## What the task asks
Any pictures in the records below should be skipped; write out everything else exactly.

## Provided records

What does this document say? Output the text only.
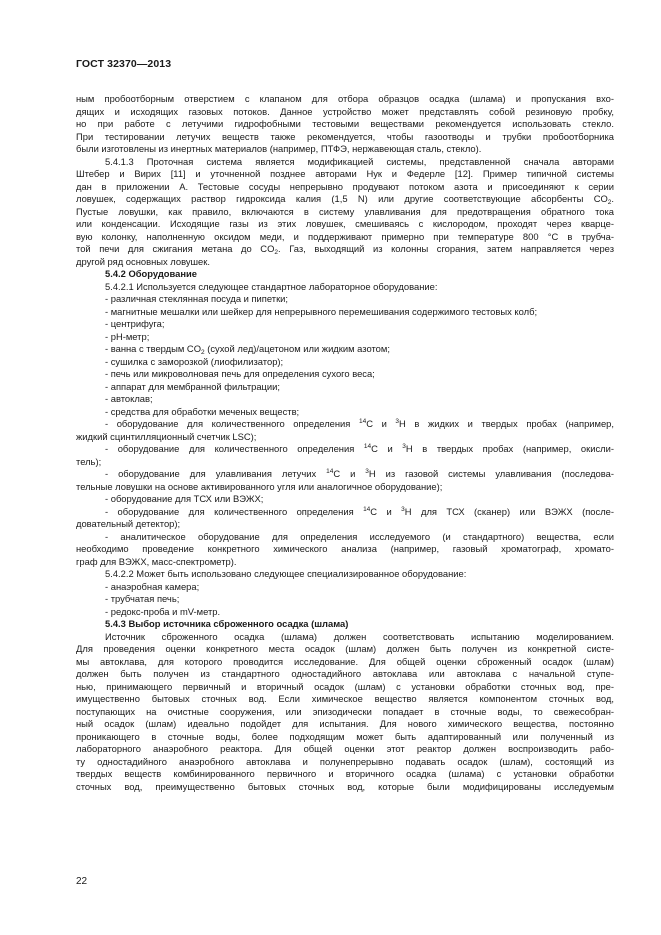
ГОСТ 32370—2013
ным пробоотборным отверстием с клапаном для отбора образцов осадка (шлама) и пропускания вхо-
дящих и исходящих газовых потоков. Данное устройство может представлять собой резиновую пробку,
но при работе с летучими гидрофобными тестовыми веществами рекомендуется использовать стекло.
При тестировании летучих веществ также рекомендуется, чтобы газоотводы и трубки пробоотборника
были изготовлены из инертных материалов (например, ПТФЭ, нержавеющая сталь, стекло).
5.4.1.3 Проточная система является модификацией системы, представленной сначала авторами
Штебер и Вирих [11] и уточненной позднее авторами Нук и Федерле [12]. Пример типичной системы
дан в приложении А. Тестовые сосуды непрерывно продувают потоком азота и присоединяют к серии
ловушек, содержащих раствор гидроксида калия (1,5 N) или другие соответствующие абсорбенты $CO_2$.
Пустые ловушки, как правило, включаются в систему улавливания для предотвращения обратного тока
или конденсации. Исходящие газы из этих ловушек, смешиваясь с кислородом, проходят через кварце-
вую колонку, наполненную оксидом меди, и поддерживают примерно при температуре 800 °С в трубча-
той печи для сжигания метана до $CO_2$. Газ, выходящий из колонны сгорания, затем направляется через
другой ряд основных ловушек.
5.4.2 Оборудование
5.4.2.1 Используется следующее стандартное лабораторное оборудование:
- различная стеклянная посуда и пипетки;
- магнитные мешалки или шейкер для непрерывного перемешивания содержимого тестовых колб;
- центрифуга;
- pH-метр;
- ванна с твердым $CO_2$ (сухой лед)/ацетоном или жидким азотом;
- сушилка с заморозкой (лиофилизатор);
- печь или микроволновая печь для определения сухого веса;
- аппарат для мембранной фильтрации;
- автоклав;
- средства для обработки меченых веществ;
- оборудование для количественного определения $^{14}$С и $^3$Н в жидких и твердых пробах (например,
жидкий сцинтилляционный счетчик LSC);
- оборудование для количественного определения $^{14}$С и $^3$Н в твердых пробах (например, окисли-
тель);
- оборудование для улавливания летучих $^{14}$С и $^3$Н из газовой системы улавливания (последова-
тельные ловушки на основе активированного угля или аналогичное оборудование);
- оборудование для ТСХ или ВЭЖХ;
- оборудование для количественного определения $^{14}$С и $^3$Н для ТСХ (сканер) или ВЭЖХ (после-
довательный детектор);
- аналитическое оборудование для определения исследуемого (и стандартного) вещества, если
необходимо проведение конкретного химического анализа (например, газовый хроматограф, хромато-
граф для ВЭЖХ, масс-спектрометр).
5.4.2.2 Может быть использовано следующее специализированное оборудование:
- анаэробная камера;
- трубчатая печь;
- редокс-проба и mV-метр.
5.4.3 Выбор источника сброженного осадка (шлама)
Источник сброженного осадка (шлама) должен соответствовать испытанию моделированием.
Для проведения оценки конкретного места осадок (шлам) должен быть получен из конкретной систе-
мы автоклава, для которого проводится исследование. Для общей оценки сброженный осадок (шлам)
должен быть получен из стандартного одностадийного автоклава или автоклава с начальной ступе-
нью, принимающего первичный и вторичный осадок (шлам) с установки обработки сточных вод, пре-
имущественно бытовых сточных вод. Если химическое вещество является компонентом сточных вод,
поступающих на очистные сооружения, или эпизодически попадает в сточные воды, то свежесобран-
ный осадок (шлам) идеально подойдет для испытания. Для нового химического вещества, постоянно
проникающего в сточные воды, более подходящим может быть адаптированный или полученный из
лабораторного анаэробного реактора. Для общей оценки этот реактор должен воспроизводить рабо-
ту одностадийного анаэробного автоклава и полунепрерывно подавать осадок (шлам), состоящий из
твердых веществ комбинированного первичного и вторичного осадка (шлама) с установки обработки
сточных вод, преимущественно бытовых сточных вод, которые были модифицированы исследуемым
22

## Final answer
What does this document say? Output the text only.
ГОСТ 32370—2013
ным пробоотборным отверстием с клапаном для отбора образцов осадка (шлама) и пропускания вхо-
дящих и исходящих газовых потоков. Данное устройство может представлять собой резиновую пробку,
но при работе с летучими гидрофобными тестовыми веществами рекомендуется использовать стекло.
При тестировании летучих веществ также рекомендуется, чтобы газоотводы и трубки пробоотборника
были изготовлены из инертных материалов (например, ПТФЭ, нержавеющая сталь, стекло).
5.4.1.3 Проточная система является модификацией системы, представленной сначала авторами
Штебер и Вирих [11] и уточненной позднее авторами Нук и Федерле [12]. Пример типичной системы
дан в приложении А. Тестовые сосуды непрерывно продувают потоком азота и присоединяют к серии
ловушек, содержащих раствор гидроксида калия (1,5 N) или другие соответствующие абсорбенты $CO_2$.
Пустые ловушки, как правило, включаются в систему улавливания для предотвращения обратного тока
или конденсации. Исходящие газы из этих ловушек, смешиваясь с кислородом, проходят через кварце-
вую колонку, наполненную оксидом меди, и поддерживают примерно при температуре 800 °С в трубча-
той печи для сжигания метана до $CO_2$. Газ, выходящий из колонны сгорания, затем направляется через
другой ряд основных ловушек.
5.4.2 Оборудование
5.4.2.1 Используется следующее стандартное лабораторное оборудование:
- различная стеклянная посуда и пипетки;
- магнитные мешалки или шейкер для непрерывного перемешивания содержимого тестовых колб;
- центрифуга;
- pH-метр;
- ванна с твердым $CO_2$ (сухой лед)/ацетоном или жидким азотом;
- сушилка с заморозкой (лиофилизатор);
- печь или микроволновая печь для определения сухого веса;
- аппарат для мембранной фильтрации;
- автоклав;
- средства для обработки меченых веществ;
- оборудование для количественного определения $^{14}$С и $^3$Н в жидких и твердых пробах (например,
жидкий сцинтилляционный счетчик LSC);
- оборудование для количественного определения $^{14}$С и $^3$Н в твердых пробах (например, окисли-
тель);
- оборудование для улавливания летучих $^{14}$С и $^3$Н из газовой системы улавливания (последова-
тельные ловушки на основе активированного угля или аналогичное оборудование);
- оборудование для ТСХ или ВЭЖХ;
- оборудование для количественного определения $^{14}$С и $^3$Н для ТСХ (сканер) или ВЭЖХ (после-
довательный детектор);
- аналитическое оборудование для определения исследуемого (и стандартного) вещества, если
необходимо проведение конкретного химического анализа (например, газовый хроматограф, хромато-
граф для ВЭЖХ, масс-спектрометр).
5.4.2.2 Может быть использовано следующее специализированное оборудование:
- анаэробная камера;
- трубчатая печь;
- редокс-проба и mV-метр.
5.4.3 Выбор источника сброженного осадка (шлама)
Источник сброженного осадка (шлама) должен соответствовать испытанию моделированием.
Для проведения оценки конкретного места осадок (шлам) должен быть получен из конкретной систе-
мы автоклава, для которого проводится исследование. Для общей оценки сброженный осадок (шлам)
должен быть получен из стандартного одностадийного автоклава или автоклава с начальной ступе-
нью, принимающего первичный и вторичный осадок (шлам) с установки обработки сточных вод, пре-
имущественно бытовых сточных вод. Если химическое вещество является компонентом сточных вод,
поступающих на очистные сооружения, или эпизодически попадает в сточные воды, то свежесобран-
ный осадок (шлам) идеально подойдет для испытания. Для нового химического вещества, постоянно
проникающего в сточные воды, более подходящим может быть адаптированный или полученный из
лабораторного анаэробного реактора. Для общей оценки этот реактор должен воспроизводить рабо-
ту одностадийного анаэробного автоклава и полунепрерывно подавать осадок (шлам), состоящий из
твердых веществ комбинированного первичного и вторичного осадка (шлама) с установки обработки
сточных вод, преимущественно бытовых сточных вод, которые были модифицированы исследуемым
22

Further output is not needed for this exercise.